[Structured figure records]
#####
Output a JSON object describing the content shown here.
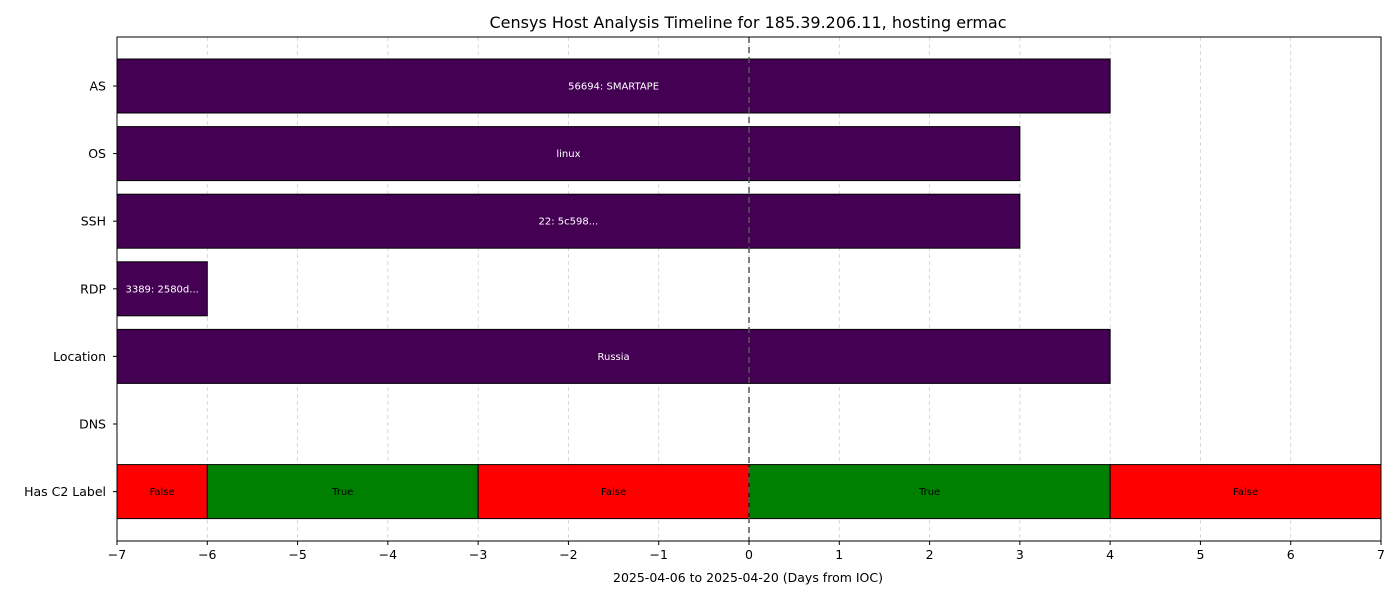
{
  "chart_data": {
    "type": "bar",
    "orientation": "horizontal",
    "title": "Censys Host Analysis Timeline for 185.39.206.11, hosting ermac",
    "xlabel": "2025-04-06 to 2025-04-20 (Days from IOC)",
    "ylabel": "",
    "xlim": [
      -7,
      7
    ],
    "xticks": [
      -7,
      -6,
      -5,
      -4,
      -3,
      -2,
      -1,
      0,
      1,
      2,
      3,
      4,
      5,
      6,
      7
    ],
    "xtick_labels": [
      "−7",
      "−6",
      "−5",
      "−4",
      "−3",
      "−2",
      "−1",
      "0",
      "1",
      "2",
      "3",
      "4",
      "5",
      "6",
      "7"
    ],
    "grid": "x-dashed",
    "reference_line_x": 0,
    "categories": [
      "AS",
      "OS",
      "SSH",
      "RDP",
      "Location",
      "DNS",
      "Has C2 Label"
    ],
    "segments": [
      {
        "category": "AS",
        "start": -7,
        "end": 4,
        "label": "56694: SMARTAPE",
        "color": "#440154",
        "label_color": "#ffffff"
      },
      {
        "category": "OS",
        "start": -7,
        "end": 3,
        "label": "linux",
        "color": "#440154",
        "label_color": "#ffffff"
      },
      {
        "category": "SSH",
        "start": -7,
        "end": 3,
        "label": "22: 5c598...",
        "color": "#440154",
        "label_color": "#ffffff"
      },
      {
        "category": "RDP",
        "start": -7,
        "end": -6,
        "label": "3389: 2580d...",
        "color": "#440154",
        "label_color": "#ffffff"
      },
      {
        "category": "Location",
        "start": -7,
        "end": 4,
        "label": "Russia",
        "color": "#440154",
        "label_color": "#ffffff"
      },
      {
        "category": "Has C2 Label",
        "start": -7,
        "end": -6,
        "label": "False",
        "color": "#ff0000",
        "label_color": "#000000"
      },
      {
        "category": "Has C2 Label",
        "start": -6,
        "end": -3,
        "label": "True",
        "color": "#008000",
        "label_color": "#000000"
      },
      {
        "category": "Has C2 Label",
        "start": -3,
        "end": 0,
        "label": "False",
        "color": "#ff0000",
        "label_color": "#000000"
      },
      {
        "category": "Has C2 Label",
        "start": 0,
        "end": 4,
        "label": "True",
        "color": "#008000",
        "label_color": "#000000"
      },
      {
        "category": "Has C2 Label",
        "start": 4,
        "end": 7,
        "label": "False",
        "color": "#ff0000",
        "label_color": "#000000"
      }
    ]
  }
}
#####
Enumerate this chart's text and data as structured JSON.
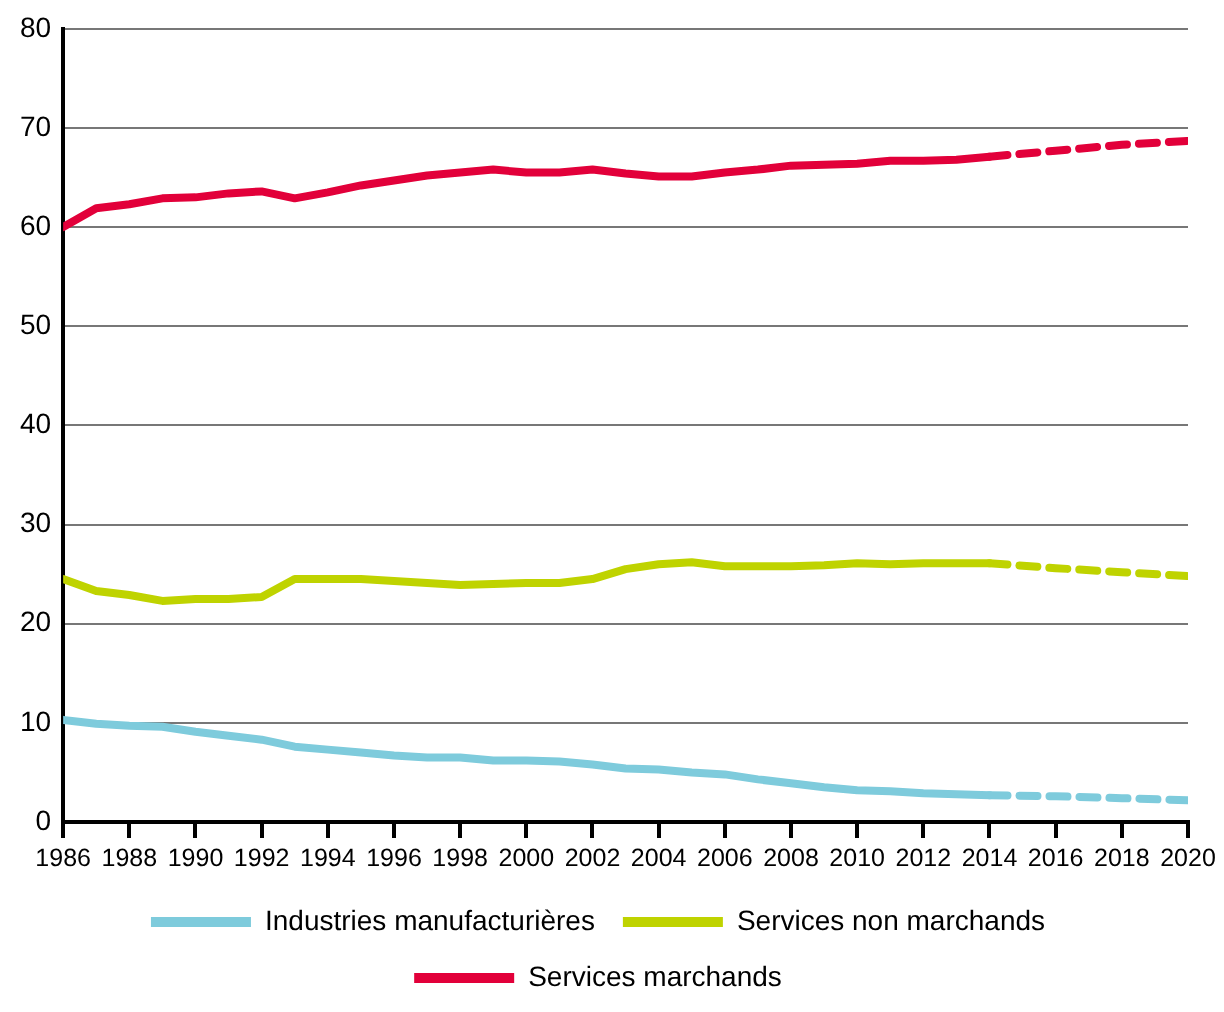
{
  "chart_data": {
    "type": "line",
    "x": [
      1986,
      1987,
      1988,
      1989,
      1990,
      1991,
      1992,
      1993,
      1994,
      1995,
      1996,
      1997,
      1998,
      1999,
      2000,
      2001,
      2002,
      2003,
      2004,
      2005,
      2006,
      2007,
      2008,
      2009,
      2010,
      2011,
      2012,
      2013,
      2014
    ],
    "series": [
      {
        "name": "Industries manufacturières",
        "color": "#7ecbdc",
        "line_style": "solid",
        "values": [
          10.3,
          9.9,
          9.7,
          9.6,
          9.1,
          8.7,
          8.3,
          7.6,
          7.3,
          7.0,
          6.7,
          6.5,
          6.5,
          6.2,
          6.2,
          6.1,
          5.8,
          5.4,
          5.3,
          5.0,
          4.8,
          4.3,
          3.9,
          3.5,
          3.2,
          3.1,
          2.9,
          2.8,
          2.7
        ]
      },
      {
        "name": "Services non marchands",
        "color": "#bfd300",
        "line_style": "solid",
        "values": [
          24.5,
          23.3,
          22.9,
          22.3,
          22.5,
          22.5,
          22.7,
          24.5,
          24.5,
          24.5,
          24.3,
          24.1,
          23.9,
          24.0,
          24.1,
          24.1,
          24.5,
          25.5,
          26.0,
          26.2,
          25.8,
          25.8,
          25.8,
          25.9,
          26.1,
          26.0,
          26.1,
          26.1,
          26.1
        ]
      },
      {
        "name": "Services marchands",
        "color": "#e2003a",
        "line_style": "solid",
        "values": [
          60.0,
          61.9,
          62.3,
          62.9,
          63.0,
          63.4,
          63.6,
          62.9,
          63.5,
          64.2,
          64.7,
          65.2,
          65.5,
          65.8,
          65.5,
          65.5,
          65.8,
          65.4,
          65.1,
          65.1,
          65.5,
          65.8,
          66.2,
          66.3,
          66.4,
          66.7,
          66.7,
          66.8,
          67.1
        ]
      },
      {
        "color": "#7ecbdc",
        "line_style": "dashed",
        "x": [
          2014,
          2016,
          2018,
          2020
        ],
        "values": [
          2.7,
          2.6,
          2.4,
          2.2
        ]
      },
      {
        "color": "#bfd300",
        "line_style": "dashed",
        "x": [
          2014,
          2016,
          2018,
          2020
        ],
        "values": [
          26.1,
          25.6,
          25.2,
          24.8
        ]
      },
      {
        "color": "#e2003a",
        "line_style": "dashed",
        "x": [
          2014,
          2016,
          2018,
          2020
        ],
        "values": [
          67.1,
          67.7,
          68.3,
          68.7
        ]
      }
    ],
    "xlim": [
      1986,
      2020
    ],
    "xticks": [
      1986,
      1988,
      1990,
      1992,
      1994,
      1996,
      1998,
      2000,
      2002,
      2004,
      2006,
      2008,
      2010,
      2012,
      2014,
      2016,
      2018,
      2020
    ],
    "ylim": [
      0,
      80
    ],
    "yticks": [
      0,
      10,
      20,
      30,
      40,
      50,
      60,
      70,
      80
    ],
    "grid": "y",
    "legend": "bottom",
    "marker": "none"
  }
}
#####
**SHORT EXERCISE:**
Scan the material above for the string "name" and report each line where you find it.

**FULL OUTPUT:**
        "name": "Industries manufacturières",
        "name": "Services non marchands",
        "name": "Services marchands",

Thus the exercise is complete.